>> START Records to process
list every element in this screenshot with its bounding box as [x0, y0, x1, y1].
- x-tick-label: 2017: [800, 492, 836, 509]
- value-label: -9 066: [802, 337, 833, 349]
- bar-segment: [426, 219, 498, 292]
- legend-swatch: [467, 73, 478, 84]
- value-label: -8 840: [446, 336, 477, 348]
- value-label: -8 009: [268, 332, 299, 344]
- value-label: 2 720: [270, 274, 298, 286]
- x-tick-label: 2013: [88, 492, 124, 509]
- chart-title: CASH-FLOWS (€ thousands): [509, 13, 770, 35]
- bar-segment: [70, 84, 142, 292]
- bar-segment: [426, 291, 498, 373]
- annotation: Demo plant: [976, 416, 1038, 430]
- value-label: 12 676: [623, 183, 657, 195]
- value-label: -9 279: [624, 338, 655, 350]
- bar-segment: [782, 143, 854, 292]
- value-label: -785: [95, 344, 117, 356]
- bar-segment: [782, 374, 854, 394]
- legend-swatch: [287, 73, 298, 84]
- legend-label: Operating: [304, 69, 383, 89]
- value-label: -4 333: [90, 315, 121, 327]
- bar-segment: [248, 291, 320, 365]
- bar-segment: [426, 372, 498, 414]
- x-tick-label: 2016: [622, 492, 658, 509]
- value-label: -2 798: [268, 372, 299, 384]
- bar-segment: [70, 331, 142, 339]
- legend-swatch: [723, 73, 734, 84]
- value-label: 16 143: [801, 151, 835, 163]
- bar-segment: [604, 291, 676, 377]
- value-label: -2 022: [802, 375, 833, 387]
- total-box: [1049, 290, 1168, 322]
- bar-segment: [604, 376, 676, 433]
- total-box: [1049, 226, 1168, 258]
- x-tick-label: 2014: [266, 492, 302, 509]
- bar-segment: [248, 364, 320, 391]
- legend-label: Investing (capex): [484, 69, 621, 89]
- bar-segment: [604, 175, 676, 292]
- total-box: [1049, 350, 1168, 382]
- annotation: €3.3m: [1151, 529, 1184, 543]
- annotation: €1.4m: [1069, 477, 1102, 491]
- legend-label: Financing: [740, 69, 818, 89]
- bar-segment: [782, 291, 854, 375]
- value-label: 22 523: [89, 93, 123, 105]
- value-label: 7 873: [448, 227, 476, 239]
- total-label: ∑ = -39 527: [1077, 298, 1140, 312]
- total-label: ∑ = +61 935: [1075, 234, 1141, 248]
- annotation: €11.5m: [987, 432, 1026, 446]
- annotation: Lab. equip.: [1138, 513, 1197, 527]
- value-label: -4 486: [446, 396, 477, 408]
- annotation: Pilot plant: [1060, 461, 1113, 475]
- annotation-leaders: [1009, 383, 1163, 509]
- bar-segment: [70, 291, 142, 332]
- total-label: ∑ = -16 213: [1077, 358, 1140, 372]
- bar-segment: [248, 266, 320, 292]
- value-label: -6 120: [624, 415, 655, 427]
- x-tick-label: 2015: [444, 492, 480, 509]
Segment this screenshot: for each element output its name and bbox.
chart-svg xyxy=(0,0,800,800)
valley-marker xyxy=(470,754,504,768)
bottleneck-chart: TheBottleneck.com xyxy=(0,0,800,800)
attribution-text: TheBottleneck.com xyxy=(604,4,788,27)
>> END Records to process
What this task involves | Please lay out every line of the items above as a JSON list of strings, one string per line, with blank lines omitted.

Response |
[
  "list every element in this screenshot with its bounding box as [x0, y0, x1, y1].",
  "- x-tick-label: 2017: [800, 492, 836, 509]",
  "- value-label: -9 066: [802, 337, 833, 349]",
  "- bar-segment: [426, 219, 498, 292]",
  "- legend-swatch: [467, 73, 478, 84]",
  "- value-label: -8 840: [446, 336, 477, 348]",
  "- value-label: -8 009: [268, 332, 299, 344]",
  "- value-label: 2 720: [270, 274, 298, 286]",
  "- x-tick-label: 2013: [88, 492, 124, 509]",
  "- chart-title: CASH-FLOWS (€ thousands): [509, 13, 770, 35]",
  "- bar-segment: [70, 84, 142, 292]",
  "- bar-segment: [426, 291, 498, 373]",
  "- annotation: Demo plant: [976, 416, 1038, 430]",
  "- value-label: 12 676: [623, 183, 657, 195]",
  "- value-label: -9 279: [624, 338, 655, 350]",
  "- bar-segment: [782, 143, 854, 292]",
  "- value-label: -785: [95, 344, 117, 356]",
  "- bar-segment: [782, 374, 854, 394]",
  "- legend-swatch: [287, 73, 298, 84]",
  "- legend-label: Operating: [304, 69, 383, 89]",
  "- value-label: -4 333: [90, 315, 121, 327]",
  "- bar-segment: [248, 291, 320, 365]",
  "- bar-segment: [426, 372, 498, 414]",
  "- x-tick-label: 2016: [622, 492, 658, 509]",
  "- value-label: -2 798: [268, 372, 299, 384]",
  "- bar-segment: [70, 331, 142, 339]",
  "- legend-swatch: [723, 73, 734, 84]",
  "- value-label: 16 143: [801, 151, 835, 163]",
  "- bar-segment: [604, 291, 676, 377]",
  "- value-label: -2 022: [802, 375, 833, 387]",
  "- total-box: [1049, 290, 1168, 322]",
  "- bar-segment: [604, 376, 676, 433]",
  "- total-box: [1049, 226, 1168, 258]",
  "- x-tick-label: 2014: [266, 492, 302, 509]",
  "- bar-segment: [248, 364, 320, 391]",
  "- legend-label: Investing (capex): [484, 69, 621, 89]",
  "- bar-segment: [604, 175, 676, 292]",
  "- total-box: [1049, 350, 1168, 382]",
  "- annotation: €3.3m: [1151, 529, 1184, 543]",
  "- annotation: €1.4m: [1069, 477, 1102, 491]",
  "- legend-label: Financing: [740, 69, 818, 89]",
  "- bar-segment: [782, 291, 854, 375]",
  "- value-label: 22 523: [89, 93, 123, 105]",
  "- value-label: 7 873: [448, 227, 476, 239]",
  "- total-label: ∑ = -39 527: [1077, 298, 1140, 312]",
  "- total-label: ∑ = +61 935: [1075, 234, 1141, 248]",
  "- annotation: €11.5m: [987, 432, 1026, 446]",
  "- annotation: Lab. equip.: [1138, 513, 1197, 527]",
  "- value-label: -4 486: [446, 396, 477, 408]",
  "- annotation: Pilot plant: [1060, 461, 1113, 475]",
  "- annotation-leaders: [1009, 383, 1163, 509]",
  "- bar-segment: [70, 291, 142, 332]",
  "- total-label: ∑ = -16 213: [1077, 358, 1140, 372]",
  "- bar-segment: [248, 266, 320, 292]",
  "- value-label: -6 120: [624, 415, 655, 427]",
  "- x-tick-label: 2015: [444, 492, 480, 509]",
  "Segment this screenshot: for each element output its name and bbox.",
  "chart-svg xyxy=(0,0,800,800)",
  "valley-marker xyxy=(470,754,504,768)",
  "bottleneck-chart: TheBottleneck.com xyxy=(0,0,800,800)",
  "attribution-text: TheBottleneck.com xyxy=(604,4,788,27)"
]